— Start of Input —

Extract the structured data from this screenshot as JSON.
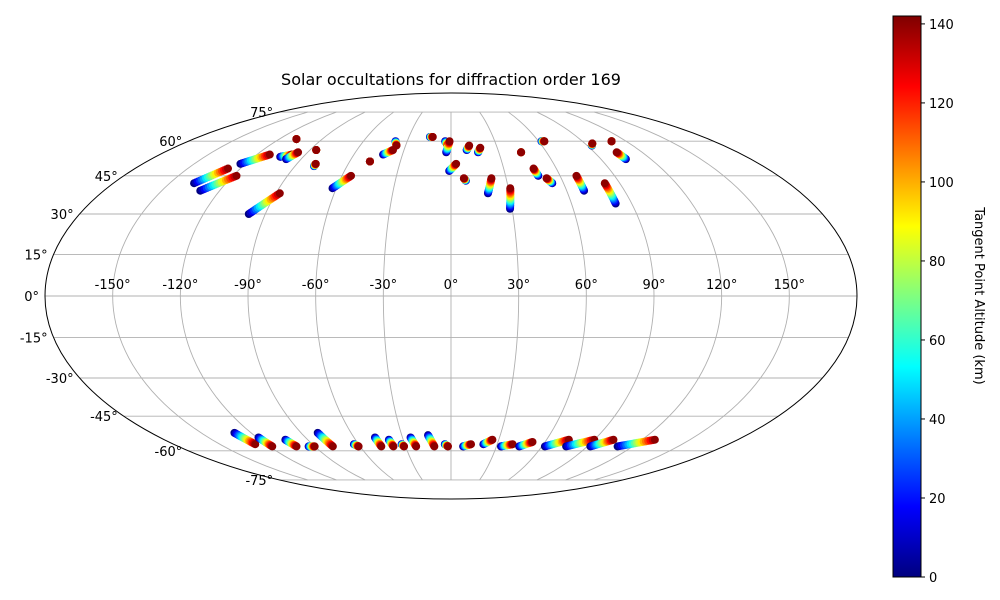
{
  "chart_data": {
    "type": "scatter",
    "projection": "mollweide",
    "title": "Solar occultations for diffraction order 169",
    "lon_tick_labels": [
      "-150°",
      "-120°",
      "-90°",
      "-60°",
      "-30°",
      "0°",
      "30°",
      "60°",
      "90°",
      "120°",
      "150°"
    ],
    "lon_ticks": [
      -150,
      -120,
      -90,
      -60,
      -30,
      0,
      30,
      60,
      90,
      120,
      150
    ],
    "lat_tick_labels": [
      "-75°",
      "-60°",
      "-45°",
      "-30°",
      "-15°",
      "0°",
      "15°",
      "30°",
      "45°",
      "60°",
      "75°"
    ],
    "lat_ticks": [
      -75,
      -60,
      -45,
      -30,
      -15,
      0,
      15,
      30,
      45,
      60,
      75
    ],
    "grid": true,
    "colorbar": {
      "label": "Tangent Point Altitude (km)",
      "min": 0,
      "max": 142,
      "colormap": "jet",
      "tick_values": [
        0,
        20,
        40,
        60,
        80,
        100,
        120,
        140
      ],
      "tick_labels": [
        "0",
        "20",
        "40",
        "60",
        "80",
        "100",
        "120",
        "140"
      ],
      "placement": "right"
    },
    "altitude_range_km": [
      0,
      140
    ],
    "tracks": [
      {
        "lon1": -137,
        "lat1": 42,
        "lon2": -127,
        "lat2": 48
      },
      {
        "lon1": -130,
        "lat1": 39,
        "lon2": -118,
        "lat2": 45
      },
      {
        "lon1": -123,
        "lat1": 50,
        "lon2": -112,
        "lat2": 54
      },
      {
        "lon1": -108,
        "lat1": 61,
        "lon2": -108,
        "lat2": 61
      },
      {
        "lon1": -104,
        "lat1": 53,
        "lon2": -98,
        "lat2": 54
      },
      {
        "lon1": -99,
        "lat1": 52,
        "lon2": -96,
        "lat2": 55
      },
      {
        "lon1": -86,
        "lat1": 56,
        "lon2": -86,
        "lat2": 56
      },
      {
        "lon1": -79,
        "lat1": 49,
        "lon2": -79,
        "lat2": 50
      },
      {
        "lon1": -98,
        "lat1": 30,
        "lon2": -88,
        "lat2": 38
      },
      {
        "lon1": -62,
        "lat1": 40,
        "lon2": -55,
        "lat2": 45
      },
      {
        "lon1": -48,
        "lat1": 51,
        "lon2": -48,
        "lat2": 51
      },
      {
        "lon1": -42,
        "lat1": 54,
        "lon2": -37,
        "lat2": 56
      },
      {
        "lon1": -38,
        "lat1": 60,
        "lon2": -36,
        "lat2": 58
      },
      {
        "lon1": -15,
        "lat1": 62,
        "lon2": -13,
        "lat2": 62
      },
      {
        "lon1": -4,
        "lat1": 60,
        "lon2": -2,
        "lat2": 58
      },
      {
        "lon1": -3,
        "lat1": 55,
        "lon2": -1,
        "lat2": 60
      },
      {
        "lon1": -1,
        "lat1": 47,
        "lon2": 3,
        "lat2": 50
      },
      {
        "lon1": 8,
        "lat1": 43,
        "lon2": 7,
        "lat2": 44
      },
      {
        "lon1": 10,
        "lat1": 56,
        "lon2": 12,
        "lat2": 58
      },
      {
        "lon1": 17,
        "lat1": 55,
        "lon2": 19,
        "lat2": 57
      },
      {
        "lon1": 19,
        "lat1": 38,
        "lon2": 22,
        "lat2": 44
      },
      {
        "lon1": 29,
        "lat1": 32,
        "lon2": 31,
        "lat2": 40
      },
      {
        "lon1": 44,
        "lat1": 55,
        "lon2": 44,
        "lat2": 55
      },
      {
        "lon1": 48,
        "lat1": 45,
        "lon2": 47,
        "lat2": 48
      },
      {
        "lon1": 54,
        "lat1": 42,
        "lon2": 52,
        "lat2": 44
      },
      {
        "lon1": 62,
        "lat1": 60,
        "lon2": 64,
        "lat2": 60
      },
      {
        "lon1": 69,
        "lat1": 39,
        "lon2": 69,
        "lat2": 45
      },
      {
        "lon1": 82,
        "lat1": 34,
        "lon2": 82,
        "lat2": 42
      },
      {
        "lon1": 93,
        "lat1": 58,
        "lon2": 95,
        "lat2": 59
      },
      {
        "lon1": 105,
        "lat1": 52,
        "lon2": 104,
        "lat2": 55
      },
      {
        "lon1": 110,
        "lat1": 60,
        "lon2": 110,
        "lat2": 60
      },
      {
        "lon1": -130,
        "lat1": -52,
        "lon2": -127,
        "lat2": -57
      },
      {
        "lon1": -119,
        "lat1": -54,
        "lon2": -118,
        "lat2": -58
      },
      {
        "lon1": -104,
        "lat1": -55,
        "lon2": -102,
        "lat2": -58
      },
      {
        "lon1": -94,
        "lat1": -58,
        "lon2": -90,
        "lat2": -58
      },
      {
        "lon1": -80,
        "lat1": -52,
        "lon2": -78,
        "lat2": -58
      },
      {
        "lon1": -63,
        "lat1": -57,
        "lon2": -61,
        "lat2": -58
      },
      {
        "lon1": -47,
        "lat1": -54,
        "lon2": -46,
        "lat2": -58
      },
      {
        "lon1": -39,
        "lat1": -55,
        "lon2": -38,
        "lat2": -58
      },
      {
        "lon1": -32,
        "lat1": -57,
        "lon2": -31,
        "lat2": -58
      },
      {
        "lon1": -25,
        "lat1": -54,
        "lon2": -23,
        "lat2": -58
      },
      {
        "lon1": -14,
        "lat1": -53,
        "lon2": -11,
        "lat2": -58
      },
      {
        "lon1": -4,
        "lat1": -57,
        "lon2": -2,
        "lat2": -58
      },
      {
        "lon1": 8,
        "lat1": -58,
        "lon2": 13,
        "lat2": -57
      },
      {
        "lon1": 21,
        "lat1": -57,
        "lon2": 26,
        "lat2": -55
      },
      {
        "lon1": 33,
        "lat1": -58,
        "lon2": 40,
        "lat2": -57
      },
      {
        "lon1": 45,
        "lat1": -58,
        "lon2": 52,
        "lat2": -56
      },
      {
        "lon1": 62,
        "lat1": -58,
        "lon2": 74,
        "lat2": -55
      },
      {
        "lon1": 76,
        "lat1": -58,
        "lon2": 90,
        "lat2": -55
      },
      {
        "lon1": 92,
        "lat1": -58,
        "lon2": 102,
        "lat2": -55
      },
      {
        "lon1": 110,
        "lat1": -58,
        "lon2": 128,
        "lat2": -55
      }
    ]
  }
}
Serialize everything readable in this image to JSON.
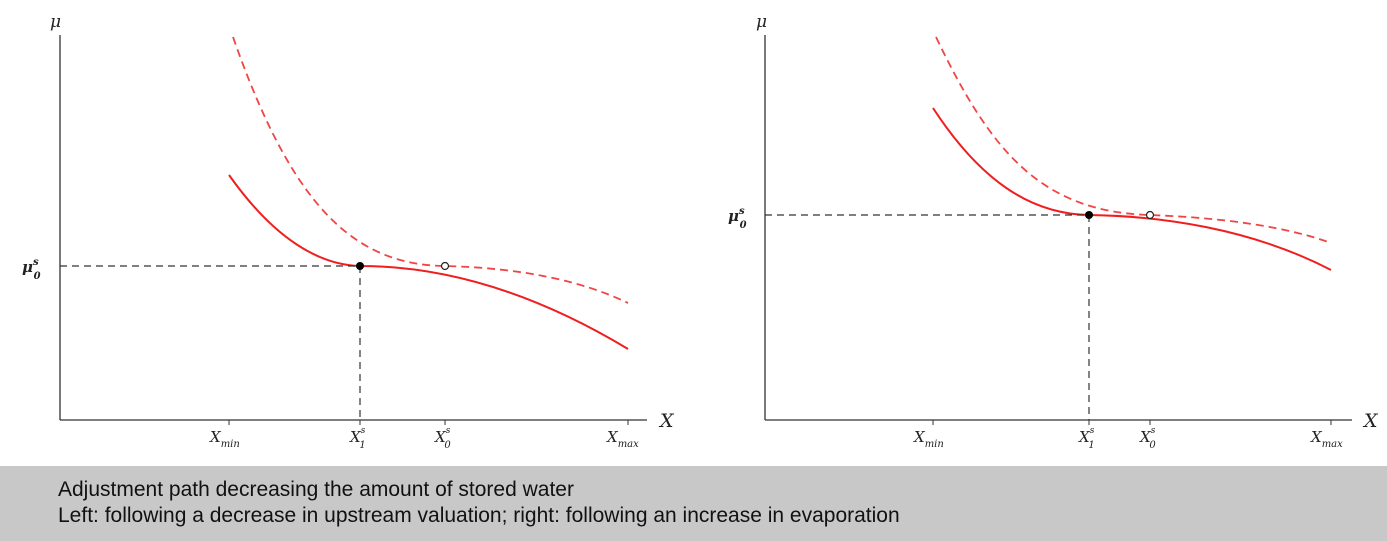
{
  "colors": {
    "curve": "#f01e1e",
    "caption_background": "#c8c8c8",
    "axes": "#333333"
  },
  "panels": [
    {
      "y_axis_label": "μ",
      "x_axis_label": "X",
      "y_level_label": "μ",
      "y_level_superscript": "s",
      "y_level_subscript": "0",
      "x_ticks": [
        {
          "base": "X",
          "sub": "min",
          "sup": ""
        },
        {
          "base": "X",
          "sub": "1",
          "sup": "s"
        },
        {
          "base": "X",
          "sub": "0",
          "sup": "s"
        },
        {
          "base": "X",
          "sub": "max",
          "sup": ""
        }
      ]
    },
    {
      "y_axis_label": "μ",
      "x_axis_label": "X",
      "y_level_label": "μ",
      "y_level_superscript": "s",
      "y_level_subscript": "0",
      "x_ticks": [
        {
          "base": "X",
          "sub": "min",
          "sup": ""
        },
        {
          "base": "X",
          "sub": "1",
          "sup": "s"
        },
        {
          "base": "X",
          "sub": "0",
          "sup": "s"
        },
        {
          "base": "X",
          "sub": "max",
          "sup": ""
        }
      ]
    }
  ],
  "caption": {
    "line1": "Adjustment path decreasing the amount of stored water",
    "line2": "Left: following a decrease in upstream valuation; right: following an increase in evaporation"
  }
}
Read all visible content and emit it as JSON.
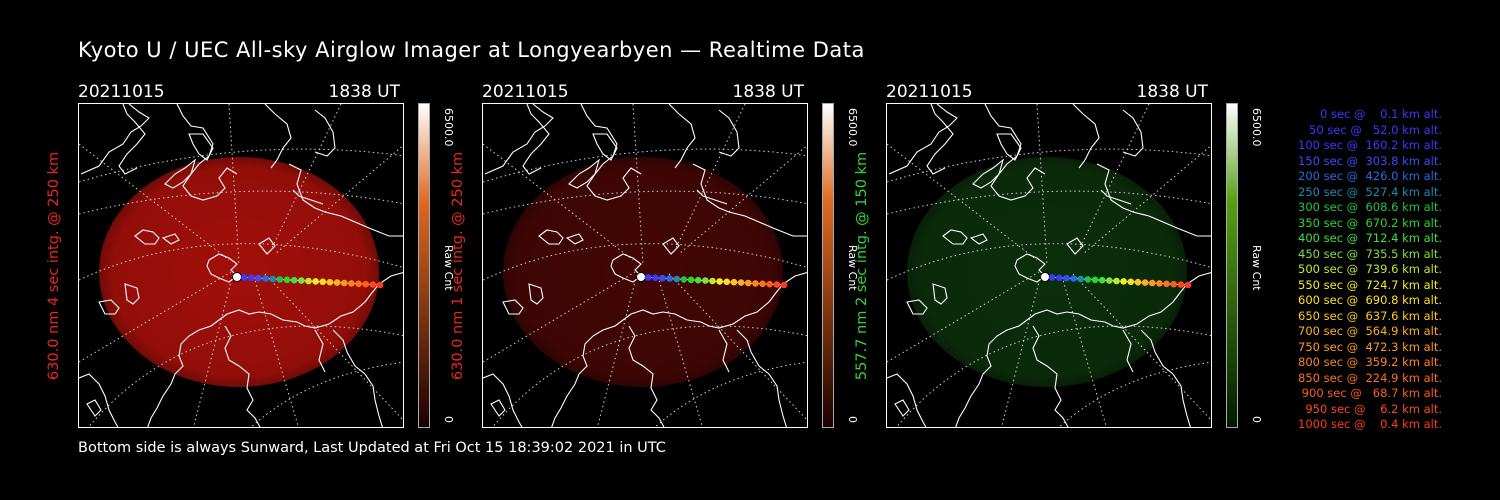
{
  "title": "Kyoto U / UEC All-sky Airglow Imager at Longyearbyen — Realtime Data",
  "footer": "Bottom side is always Sunward, Last Updated at Fri Oct 15 18:39:02 2021 in UTC",
  "panels": [
    {
      "date": "20211015",
      "time": "1838 UT",
      "ylabel": "630.0 nm 4 sec intg. @ 250 km",
      "label_color": "#e8281e",
      "glow_color": "#c0120c",
      "glow_opacity": 0.85,
      "colorbar": {
        "max": "6500.0",
        "unit": "Raw Cnt",
        "min": "0",
        "top_color": "#ffffff",
        "mid_color": "#e06a20",
        "bottom_color": "#1a0000"
      }
    },
    {
      "date": "20211015",
      "time": "1838 UT",
      "ylabel": "630.0 nm 1 sec intg. @ 250 km",
      "label_color": "#e8281e",
      "glow_color": "#5a0806",
      "glow_opacity": 0.75,
      "colorbar": {
        "max": "6500.0",
        "unit": "Raw Cnt",
        "min": "0",
        "top_color": "#ffffff",
        "mid_color": "#e06a20",
        "bottom_color": "#1a0000"
      }
    },
    {
      "date": "20211015",
      "time": "1838 UT",
      "ylabel": "557.7 nm 2 sec intg. @ 150 km",
      "label_color": "#34d43a",
      "glow_color": "#0e3a0e",
      "glow_opacity": 0.8,
      "colorbar": {
        "max": "6500.0",
        "unit": "Raw Cnt",
        "min": "0",
        "top_color": "#ffffff",
        "mid_color": "#56a012",
        "bottom_color": "#001a00"
      }
    }
  ],
  "legend": [
    {
      "text": "   0 sec @    0.1 km alt.",
      "color": "#3a3aff"
    },
    {
      "text": "  50 sec @   52.0 km alt.",
      "color": "#3a3aff"
    },
    {
      "text": " 100 sec @  160.2 km alt.",
      "color": "#3a3aff"
    },
    {
      "text": " 150 sec @  303.8 km alt.",
      "color": "#3a4cff"
    },
    {
      "text": " 200 sec @  426.0 km alt.",
      "color": "#2a6ae0"
    },
    {
      "text": " 250 sec @  527.4 km alt.",
      "color": "#1e8ab4"
    },
    {
      "text": " 300 sec @  608.6 km alt.",
      "color": "#20c440"
    },
    {
      "text": " 350 sec @  670.2 km alt.",
      "color": "#2ad82a"
    },
    {
      "text": " 400 sec @  712.4 km alt.",
      "color": "#40e040"
    },
    {
      "text": " 450 sec @  735.5 km alt.",
      "color": "#80e040"
    },
    {
      "text": " 500 sec @  739.6 km alt.",
      "color": "#c0e830"
    },
    {
      "text": " 550 sec @  724.7 km alt.",
      "color": "#f0f020"
    },
    {
      "text": " 600 sec @  690.8 km alt.",
      "color": "#ffe020"
    },
    {
      "text": " 650 sec @  637.6 km alt.",
      "color": "#ffc820"
    },
    {
      "text": " 700 sec @  564.9 km alt.",
      "color": "#ffb020"
    },
    {
      "text": " 750 sec @  472.3 km alt.",
      "color": "#ff9a20"
    },
    {
      "text": " 800 sec @  359.2 km alt.",
      "color": "#ff8420"
    },
    {
      "text": " 850 sec @  224.9 km alt.",
      "color": "#ff7020"
    },
    {
      "text": " 900 sec @   68.7 km alt.",
      "color": "#ff5a20"
    },
    {
      "text": " 950 sec @    6.2 km alt.",
      "color": "#ff4820"
    },
    {
      "text": "1000 sec @    0.4 km alt.",
      "color": "#ff3a20"
    }
  ]
}
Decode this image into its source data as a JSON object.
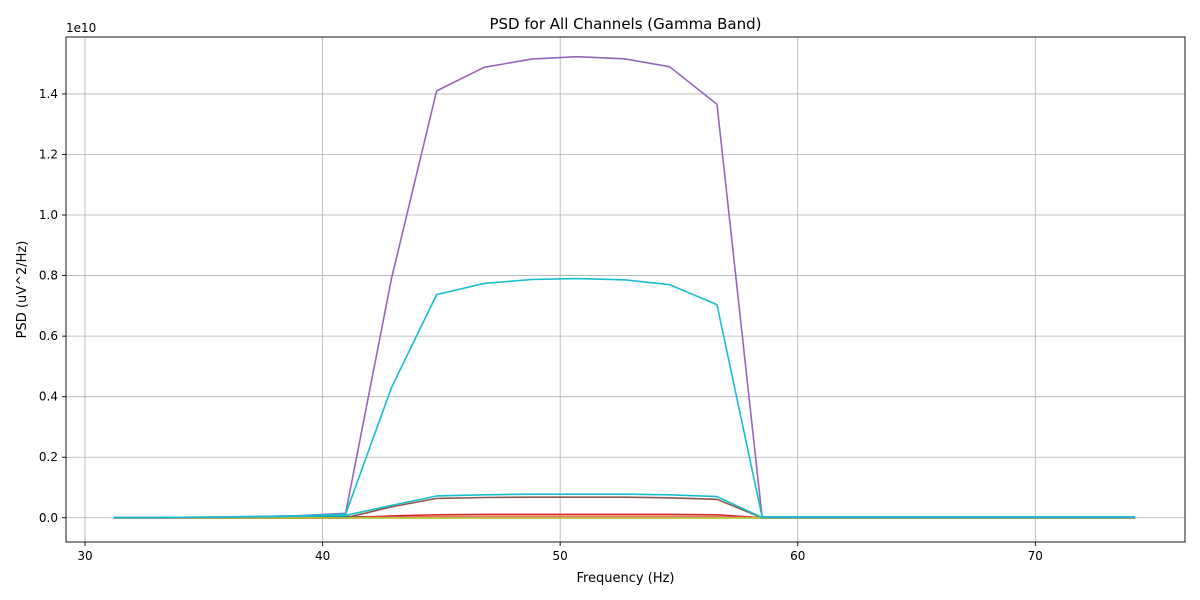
{
  "chart_data": {
    "type": "line",
    "title": "PSD for All Channels (Gamma Band)",
    "xlabel": "Frequency (Hz)",
    "ylabel": "PSD (uV^2/Hz)",
    "y_offset_label": "1e10",
    "xlim": [
      29.2,
      76.3
    ],
    "ylim": [
      -0.08,
      1.588
    ],
    "xticks": [
      30,
      40,
      50,
      60,
      70
    ],
    "yticks": [
      0.0,
      0.2,
      0.4,
      0.6,
      0.8,
      1.0,
      1.2,
      1.4
    ],
    "ytick_labels": [
      "0.0",
      "0.2",
      "0.4",
      "0.6",
      "0.8",
      "1.0",
      "1.2",
      "1.4"
    ],
    "grid": true,
    "x": [
      31.2,
      33.1,
      35.1,
      37.1,
      39.0,
      40.97,
      42.9,
      44.8,
      46.8,
      48.8,
      50.7,
      52.7,
      54.6,
      56.6,
      58.5,
      60.5,
      62.4,
      64.4,
      66.3,
      68.3,
      70.3,
      72.2,
      74.2
    ],
    "series": [
      {
        "color": "#1f77b4",
        "values": [
          0.001,
          0.001,
          0.001,
          0.002,
          0.003,
          0.004,
          0.001,
          0.001,
          0.001,
          0.001,
          0.001,
          0.001,
          0.001,
          0.001,
          0.0,
          0.0,
          0.0,
          0.0,
          0.0,
          0.0,
          0.0,
          0.0,
          0.0
        ]
      },
      {
        "color": "#ff7f0e",
        "values": [
          0.0,
          0.0,
          0.0,
          0.0,
          0.0,
          0.0,
          0.002,
          0.004,
          0.004,
          0.004,
          0.004,
          0.004,
          0.004,
          0.004,
          0.0,
          0.0,
          0.0,
          0.0,
          0.0,
          0.0,
          0.0,
          0.0,
          0.0
        ]
      },
      {
        "color": "#2ca02c",
        "values": [
          0.0,
          0.0,
          0.0,
          0.0,
          0.0,
          0.0,
          0.001,
          0.002,
          0.002,
          0.002,
          0.002,
          0.002,
          0.002,
          0.002,
          0.0,
          0.0,
          0.0,
          0.0,
          0.0,
          0.0,
          0.0,
          0.0,
          0.0
        ]
      },
      {
        "color": "#d62728",
        "values": [
          0.0,
          0.0,
          0.0,
          0.0,
          0.0,
          0.0,
          0.006,
          0.01,
          0.011,
          0.011,
          0.011,
          0.011,
          0.011,
          0.01,
          0.0,
          0.0,
          0.0,
          0.0,
          0.0,
          0.0,
          0.0,
          0.0,
          0.0
        ]
      },
      {
        "color": "#8c564b",
        "values": [
          0.0,
          0.0,
          0.0,
          0.0,
          0.0,
          0.0,
          0.036,
          0.064,
          0.067,
          0.068,
          0.068,
          0.068,
          0.066,
          0.061,
          0.0,
          0.0,
          0.0,
          0.0,
          0.0,
          0.0,
          0.0,
          0.0,
          0.0
        ]
      },
      {
        "color": "#e377c2",
        "values": [
          0.0,
          0.0,
          0.0,
          0.0,
          0.0,
          0.0,
          0.001,
          0.002,
          0.002,
          0.002,
          0.002,
          0.002,
          0.002,
          0.002,
          0.0,
          0.0,
          0.0,
          0.0,
          0.0,
          0.0,
          0.0,
          0.0,
          0.0
        ]
      },
      {
        "color": "#7f7f7f",
        "values": [
          0.0,
          0.0,
          0.0,
          0.0,
          0.0,
          0.0,
          0.0,
          0.0,
          0.0,
          0.0,
          0.0,
          0.0,
          0.0,
          0.0,
          0.0,
          0.0,
          0.0,
          0.0,
          0.0,
          0.0,
          0.0,
          0.0,
          0.0
        ]
      },
      {
        "color": "#bcbd22",
        "values": [
          0.0,
          0.0,
          0.0,
          0.0,
          0.0,
          0.0,
          0.0,
          0.0,
          0.0,
          0.0,
          0.0,
          0.0,
          0.0,
          0.0,
          0.0,
          0.0,
          0.0,
          0.0,
          0.0,
          0.0,
          0.0,
          0.0,
          0.0
        ]
      },
      {
        "color": "#17becf",
        "values": [
          0.001,
          0.001,
          0.002,
          0.003,
          0.005,
          0.008,
          0.041,
          0.072,
          0.076,
          0.078,
          0.078,
          0.078,
          0.076,
          0.07,
          0.001,
          0.001,
          0.001,
          0.001,
          0.001,
          0.001,
          0.001,
          0.001,
          0.001
        ]
      },
      {
        "color": "#9467bd",
        "values": [
          0.001,
          0.001,
          0.002,
          0.004,
          0.007,
          0.015,
          0.79,
          1.41,
          1.488,
          1.515,
          1.523,
          1.516,
          1.49,
          1.366,
          0.003,
          0.003,
          0.003,
          0.003,
          0.003,
          0.003,
          0.003,
          0.003,
          0.003
        ]
      },
      {
        "color": "#17becf",
        "values": [
          0.001,
          0.001,
          0.002,
          0.004,
          0.006,
          0.012,
          0.43,
          0.737,
          0.774,
          0.787,
          0.79,
          0.786,
          0.77,
          0.704,
          0.003,
          0.003,
          0.003,
          0.003,
          0.003,
          0.003,
          0.003,
          0.003,
          0.003
        ]
      }
    ]
  }
}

— End of Input —

Goal: Where a line above includes "right", copy that line.

Written response:
      "placement": "right"
    "line2": "Left: following a decrease in upstream valuation; right: following an increase in evaporation"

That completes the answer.